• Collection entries
** BEGIN **

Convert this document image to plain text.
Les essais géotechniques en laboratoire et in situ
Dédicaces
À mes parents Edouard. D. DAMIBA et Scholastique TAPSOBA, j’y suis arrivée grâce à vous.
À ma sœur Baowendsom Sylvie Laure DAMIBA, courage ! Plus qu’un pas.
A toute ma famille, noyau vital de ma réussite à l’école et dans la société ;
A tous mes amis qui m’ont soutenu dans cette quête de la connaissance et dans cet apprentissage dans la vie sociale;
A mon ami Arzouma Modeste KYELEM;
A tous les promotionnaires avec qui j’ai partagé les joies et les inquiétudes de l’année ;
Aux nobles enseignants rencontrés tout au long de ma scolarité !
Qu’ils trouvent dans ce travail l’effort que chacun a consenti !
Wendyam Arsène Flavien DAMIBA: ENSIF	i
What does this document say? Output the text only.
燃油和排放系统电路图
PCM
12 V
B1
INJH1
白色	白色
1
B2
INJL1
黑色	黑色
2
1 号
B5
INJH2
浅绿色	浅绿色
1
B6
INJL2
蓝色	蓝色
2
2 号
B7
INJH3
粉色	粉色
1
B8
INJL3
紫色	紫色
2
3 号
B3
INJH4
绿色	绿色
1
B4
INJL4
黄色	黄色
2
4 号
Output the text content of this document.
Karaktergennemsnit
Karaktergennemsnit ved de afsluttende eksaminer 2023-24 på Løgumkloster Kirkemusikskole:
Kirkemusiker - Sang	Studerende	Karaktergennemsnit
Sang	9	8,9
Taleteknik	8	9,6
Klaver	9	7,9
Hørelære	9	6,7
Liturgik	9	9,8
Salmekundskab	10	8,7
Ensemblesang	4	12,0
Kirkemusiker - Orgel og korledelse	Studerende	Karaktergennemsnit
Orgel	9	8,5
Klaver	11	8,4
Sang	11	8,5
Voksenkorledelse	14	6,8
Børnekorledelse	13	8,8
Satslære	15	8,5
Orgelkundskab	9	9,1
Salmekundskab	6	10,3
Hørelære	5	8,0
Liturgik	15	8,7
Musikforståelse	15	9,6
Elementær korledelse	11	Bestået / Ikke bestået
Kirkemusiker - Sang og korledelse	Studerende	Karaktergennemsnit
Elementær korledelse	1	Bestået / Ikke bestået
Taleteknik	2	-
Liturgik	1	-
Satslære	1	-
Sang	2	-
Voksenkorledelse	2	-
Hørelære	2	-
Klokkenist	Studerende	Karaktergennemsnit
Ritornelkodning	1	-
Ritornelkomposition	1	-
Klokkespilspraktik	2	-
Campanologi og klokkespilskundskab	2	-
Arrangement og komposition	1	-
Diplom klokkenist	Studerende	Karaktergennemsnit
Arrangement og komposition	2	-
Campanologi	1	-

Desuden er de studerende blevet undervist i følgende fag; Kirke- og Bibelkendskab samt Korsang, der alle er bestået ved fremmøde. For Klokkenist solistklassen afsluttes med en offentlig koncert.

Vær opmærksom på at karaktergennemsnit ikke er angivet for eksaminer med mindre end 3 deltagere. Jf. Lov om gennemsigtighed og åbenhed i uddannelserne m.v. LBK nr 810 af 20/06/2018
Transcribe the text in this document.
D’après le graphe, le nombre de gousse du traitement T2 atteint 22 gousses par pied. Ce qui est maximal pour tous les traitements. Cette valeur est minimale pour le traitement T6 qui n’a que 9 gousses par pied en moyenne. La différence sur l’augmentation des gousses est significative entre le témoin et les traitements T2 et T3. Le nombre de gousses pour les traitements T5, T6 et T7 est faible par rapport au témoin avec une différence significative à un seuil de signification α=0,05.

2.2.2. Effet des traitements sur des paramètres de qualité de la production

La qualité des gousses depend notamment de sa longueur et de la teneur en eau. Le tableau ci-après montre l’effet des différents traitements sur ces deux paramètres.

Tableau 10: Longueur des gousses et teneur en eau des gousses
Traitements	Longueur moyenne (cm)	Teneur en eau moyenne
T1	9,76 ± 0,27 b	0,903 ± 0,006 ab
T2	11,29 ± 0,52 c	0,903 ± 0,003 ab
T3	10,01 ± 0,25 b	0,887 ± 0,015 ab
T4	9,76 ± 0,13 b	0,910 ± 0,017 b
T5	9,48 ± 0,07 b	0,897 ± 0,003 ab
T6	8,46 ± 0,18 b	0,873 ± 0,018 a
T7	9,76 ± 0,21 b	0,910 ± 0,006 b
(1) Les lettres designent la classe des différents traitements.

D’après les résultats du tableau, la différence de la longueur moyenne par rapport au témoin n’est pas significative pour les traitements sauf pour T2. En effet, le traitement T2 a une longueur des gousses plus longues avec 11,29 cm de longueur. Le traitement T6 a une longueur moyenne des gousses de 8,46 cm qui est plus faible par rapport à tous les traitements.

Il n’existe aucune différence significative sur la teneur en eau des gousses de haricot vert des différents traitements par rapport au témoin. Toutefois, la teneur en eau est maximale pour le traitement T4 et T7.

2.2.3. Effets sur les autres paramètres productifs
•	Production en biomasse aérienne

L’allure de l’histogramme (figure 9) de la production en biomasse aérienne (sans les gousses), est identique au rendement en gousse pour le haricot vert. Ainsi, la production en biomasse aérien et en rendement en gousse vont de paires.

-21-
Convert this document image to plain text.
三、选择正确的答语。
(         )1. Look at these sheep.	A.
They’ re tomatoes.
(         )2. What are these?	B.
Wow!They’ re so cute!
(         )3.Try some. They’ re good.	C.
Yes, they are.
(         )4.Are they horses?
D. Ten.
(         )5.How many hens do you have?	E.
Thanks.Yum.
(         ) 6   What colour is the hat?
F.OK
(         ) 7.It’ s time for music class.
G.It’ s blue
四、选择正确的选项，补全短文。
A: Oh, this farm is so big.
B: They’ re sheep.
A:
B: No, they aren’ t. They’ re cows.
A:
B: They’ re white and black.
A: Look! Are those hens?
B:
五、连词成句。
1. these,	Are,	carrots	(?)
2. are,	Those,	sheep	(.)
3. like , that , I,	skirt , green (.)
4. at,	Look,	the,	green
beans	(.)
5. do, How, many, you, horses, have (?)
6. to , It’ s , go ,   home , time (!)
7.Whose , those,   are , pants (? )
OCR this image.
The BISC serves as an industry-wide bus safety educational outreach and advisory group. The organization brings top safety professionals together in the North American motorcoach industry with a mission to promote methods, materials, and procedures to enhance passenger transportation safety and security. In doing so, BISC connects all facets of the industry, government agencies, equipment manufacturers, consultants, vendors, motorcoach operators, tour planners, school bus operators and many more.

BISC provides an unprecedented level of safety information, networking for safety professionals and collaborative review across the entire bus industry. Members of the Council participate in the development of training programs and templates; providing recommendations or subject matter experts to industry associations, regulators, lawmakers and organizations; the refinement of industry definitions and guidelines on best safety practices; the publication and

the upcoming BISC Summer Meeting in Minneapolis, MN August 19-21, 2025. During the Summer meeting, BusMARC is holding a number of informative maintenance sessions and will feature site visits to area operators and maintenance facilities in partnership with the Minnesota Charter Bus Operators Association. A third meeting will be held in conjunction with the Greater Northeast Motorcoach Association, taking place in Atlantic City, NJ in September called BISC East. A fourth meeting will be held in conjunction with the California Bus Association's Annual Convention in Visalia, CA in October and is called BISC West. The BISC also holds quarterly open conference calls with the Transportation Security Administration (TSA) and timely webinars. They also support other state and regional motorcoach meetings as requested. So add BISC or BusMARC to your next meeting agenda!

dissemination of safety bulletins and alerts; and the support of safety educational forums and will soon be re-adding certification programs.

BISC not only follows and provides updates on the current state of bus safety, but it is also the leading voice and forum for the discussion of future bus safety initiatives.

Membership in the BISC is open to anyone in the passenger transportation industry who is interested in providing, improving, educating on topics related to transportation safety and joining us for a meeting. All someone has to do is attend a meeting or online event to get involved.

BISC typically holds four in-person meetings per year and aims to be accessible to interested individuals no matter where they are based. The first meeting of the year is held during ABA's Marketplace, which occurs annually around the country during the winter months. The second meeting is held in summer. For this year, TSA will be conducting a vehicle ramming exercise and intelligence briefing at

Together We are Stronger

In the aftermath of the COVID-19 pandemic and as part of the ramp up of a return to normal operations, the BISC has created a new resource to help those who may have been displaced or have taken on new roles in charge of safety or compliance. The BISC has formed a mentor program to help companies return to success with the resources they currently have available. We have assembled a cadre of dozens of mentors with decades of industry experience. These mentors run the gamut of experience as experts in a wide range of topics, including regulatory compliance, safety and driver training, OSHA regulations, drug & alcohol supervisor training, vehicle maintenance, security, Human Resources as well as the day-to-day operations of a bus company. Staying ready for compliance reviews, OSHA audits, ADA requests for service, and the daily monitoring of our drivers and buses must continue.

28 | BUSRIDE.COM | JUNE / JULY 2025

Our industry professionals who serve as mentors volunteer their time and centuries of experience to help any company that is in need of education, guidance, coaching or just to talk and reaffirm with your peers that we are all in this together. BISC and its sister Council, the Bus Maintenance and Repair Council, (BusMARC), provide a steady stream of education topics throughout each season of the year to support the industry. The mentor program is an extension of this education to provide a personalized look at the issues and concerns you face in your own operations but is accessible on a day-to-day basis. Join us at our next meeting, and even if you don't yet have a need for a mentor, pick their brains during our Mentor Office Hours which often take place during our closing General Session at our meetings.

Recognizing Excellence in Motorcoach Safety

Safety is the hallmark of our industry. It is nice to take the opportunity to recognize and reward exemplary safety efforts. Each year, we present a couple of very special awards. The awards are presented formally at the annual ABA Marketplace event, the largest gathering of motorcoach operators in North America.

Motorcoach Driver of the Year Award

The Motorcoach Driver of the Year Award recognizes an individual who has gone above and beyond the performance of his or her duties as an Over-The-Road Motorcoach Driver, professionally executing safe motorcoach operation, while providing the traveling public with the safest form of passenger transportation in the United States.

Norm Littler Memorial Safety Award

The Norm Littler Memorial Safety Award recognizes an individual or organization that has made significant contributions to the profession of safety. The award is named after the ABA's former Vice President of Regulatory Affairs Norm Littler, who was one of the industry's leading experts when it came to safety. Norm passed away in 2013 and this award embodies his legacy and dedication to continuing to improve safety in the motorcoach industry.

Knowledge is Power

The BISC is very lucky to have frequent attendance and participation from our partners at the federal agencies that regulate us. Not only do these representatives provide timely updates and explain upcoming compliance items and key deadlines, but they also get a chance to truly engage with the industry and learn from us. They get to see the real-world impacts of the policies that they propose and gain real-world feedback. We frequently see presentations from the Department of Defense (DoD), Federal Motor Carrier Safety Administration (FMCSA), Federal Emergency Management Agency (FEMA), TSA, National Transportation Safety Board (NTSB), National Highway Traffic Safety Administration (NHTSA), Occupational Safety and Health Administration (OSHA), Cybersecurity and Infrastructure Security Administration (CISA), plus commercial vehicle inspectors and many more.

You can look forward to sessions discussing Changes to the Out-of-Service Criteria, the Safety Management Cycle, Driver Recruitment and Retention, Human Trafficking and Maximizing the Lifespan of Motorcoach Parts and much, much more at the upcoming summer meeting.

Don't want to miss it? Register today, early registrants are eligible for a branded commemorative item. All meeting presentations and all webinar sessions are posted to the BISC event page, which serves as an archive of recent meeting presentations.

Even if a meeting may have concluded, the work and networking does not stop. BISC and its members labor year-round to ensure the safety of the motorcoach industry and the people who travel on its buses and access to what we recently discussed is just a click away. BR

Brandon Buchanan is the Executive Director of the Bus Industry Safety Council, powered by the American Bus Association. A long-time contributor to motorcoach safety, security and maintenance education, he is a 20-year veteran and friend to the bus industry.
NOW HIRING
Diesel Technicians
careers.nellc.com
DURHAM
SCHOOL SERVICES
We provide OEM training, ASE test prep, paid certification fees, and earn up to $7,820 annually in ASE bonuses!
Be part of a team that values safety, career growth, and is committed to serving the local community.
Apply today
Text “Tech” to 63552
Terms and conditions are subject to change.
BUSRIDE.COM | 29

** END **

• TASK TO CARRY OUT
Search the entries for the word "qualité" and pick out every line that holds it.

• TASK RESPONSE
2.2.2. Effet des traitements sur des paramètres de qualité de la production
La qualité des gousses depend notamment de sa longueur et de la teneur en eau. Le tableau ci-après montre l’effet des différents traitements sur ces deux paramètres.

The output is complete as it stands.